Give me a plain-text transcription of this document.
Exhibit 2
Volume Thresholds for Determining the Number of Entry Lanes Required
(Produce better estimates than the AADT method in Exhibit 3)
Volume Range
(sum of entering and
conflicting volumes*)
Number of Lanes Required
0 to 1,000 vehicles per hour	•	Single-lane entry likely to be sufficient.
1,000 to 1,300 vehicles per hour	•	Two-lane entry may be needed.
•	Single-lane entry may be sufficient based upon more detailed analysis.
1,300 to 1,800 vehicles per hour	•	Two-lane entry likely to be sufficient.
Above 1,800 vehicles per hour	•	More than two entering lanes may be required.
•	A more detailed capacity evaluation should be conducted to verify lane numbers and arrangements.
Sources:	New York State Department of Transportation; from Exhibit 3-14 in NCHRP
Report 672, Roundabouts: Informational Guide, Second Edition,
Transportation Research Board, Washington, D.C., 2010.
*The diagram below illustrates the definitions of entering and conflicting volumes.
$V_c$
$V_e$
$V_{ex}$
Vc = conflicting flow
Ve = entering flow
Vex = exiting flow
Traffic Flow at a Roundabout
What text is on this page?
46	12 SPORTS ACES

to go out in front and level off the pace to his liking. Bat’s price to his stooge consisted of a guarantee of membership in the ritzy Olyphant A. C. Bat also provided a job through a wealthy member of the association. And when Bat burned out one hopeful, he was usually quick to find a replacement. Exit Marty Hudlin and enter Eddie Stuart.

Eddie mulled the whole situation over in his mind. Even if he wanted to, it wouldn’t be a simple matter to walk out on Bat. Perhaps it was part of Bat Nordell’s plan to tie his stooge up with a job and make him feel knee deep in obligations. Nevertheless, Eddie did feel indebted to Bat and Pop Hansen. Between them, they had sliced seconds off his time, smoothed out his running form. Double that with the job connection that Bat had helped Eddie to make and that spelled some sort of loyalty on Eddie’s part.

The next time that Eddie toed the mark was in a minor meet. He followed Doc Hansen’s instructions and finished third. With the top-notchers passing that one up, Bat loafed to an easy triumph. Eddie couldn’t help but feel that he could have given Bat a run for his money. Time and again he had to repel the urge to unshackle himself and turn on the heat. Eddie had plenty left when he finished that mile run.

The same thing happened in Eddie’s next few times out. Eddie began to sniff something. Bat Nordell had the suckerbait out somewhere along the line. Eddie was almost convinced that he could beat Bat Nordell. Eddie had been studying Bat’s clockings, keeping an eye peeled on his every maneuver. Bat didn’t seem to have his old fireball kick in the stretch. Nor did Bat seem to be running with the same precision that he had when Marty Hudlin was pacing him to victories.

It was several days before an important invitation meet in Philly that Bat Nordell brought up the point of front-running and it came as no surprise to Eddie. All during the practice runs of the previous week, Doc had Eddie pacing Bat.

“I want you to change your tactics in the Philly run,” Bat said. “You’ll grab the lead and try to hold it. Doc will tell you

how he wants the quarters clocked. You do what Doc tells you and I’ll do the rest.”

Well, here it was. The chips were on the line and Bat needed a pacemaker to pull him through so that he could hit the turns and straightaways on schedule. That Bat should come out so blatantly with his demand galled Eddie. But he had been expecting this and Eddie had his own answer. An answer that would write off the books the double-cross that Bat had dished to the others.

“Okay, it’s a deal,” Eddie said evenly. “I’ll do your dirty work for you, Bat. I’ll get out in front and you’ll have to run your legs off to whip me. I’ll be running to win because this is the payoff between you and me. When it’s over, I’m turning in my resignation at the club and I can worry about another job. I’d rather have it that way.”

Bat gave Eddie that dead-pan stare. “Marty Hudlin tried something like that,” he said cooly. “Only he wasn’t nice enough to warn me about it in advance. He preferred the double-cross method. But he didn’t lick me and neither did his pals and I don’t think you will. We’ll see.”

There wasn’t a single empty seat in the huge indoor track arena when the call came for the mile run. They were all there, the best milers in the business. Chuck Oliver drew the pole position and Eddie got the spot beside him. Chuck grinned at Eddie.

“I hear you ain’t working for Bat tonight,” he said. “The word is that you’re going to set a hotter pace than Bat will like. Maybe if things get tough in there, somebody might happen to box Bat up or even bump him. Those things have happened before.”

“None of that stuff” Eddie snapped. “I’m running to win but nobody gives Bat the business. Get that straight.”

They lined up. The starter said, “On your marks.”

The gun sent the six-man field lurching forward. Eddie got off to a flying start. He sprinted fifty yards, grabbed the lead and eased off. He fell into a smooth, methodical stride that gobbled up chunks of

—————

→ AIM OF THE EXERCISE: Scan the material and collect every line that contains "Exhibit".

→ RESULT FOR THIS EXERCISE:
Exhibit 2
(Produce better estimates than the AADT method in Exhibit 3)
Sources:	New York State Department of Transportation; from Exhibit 3-14 in NCHRP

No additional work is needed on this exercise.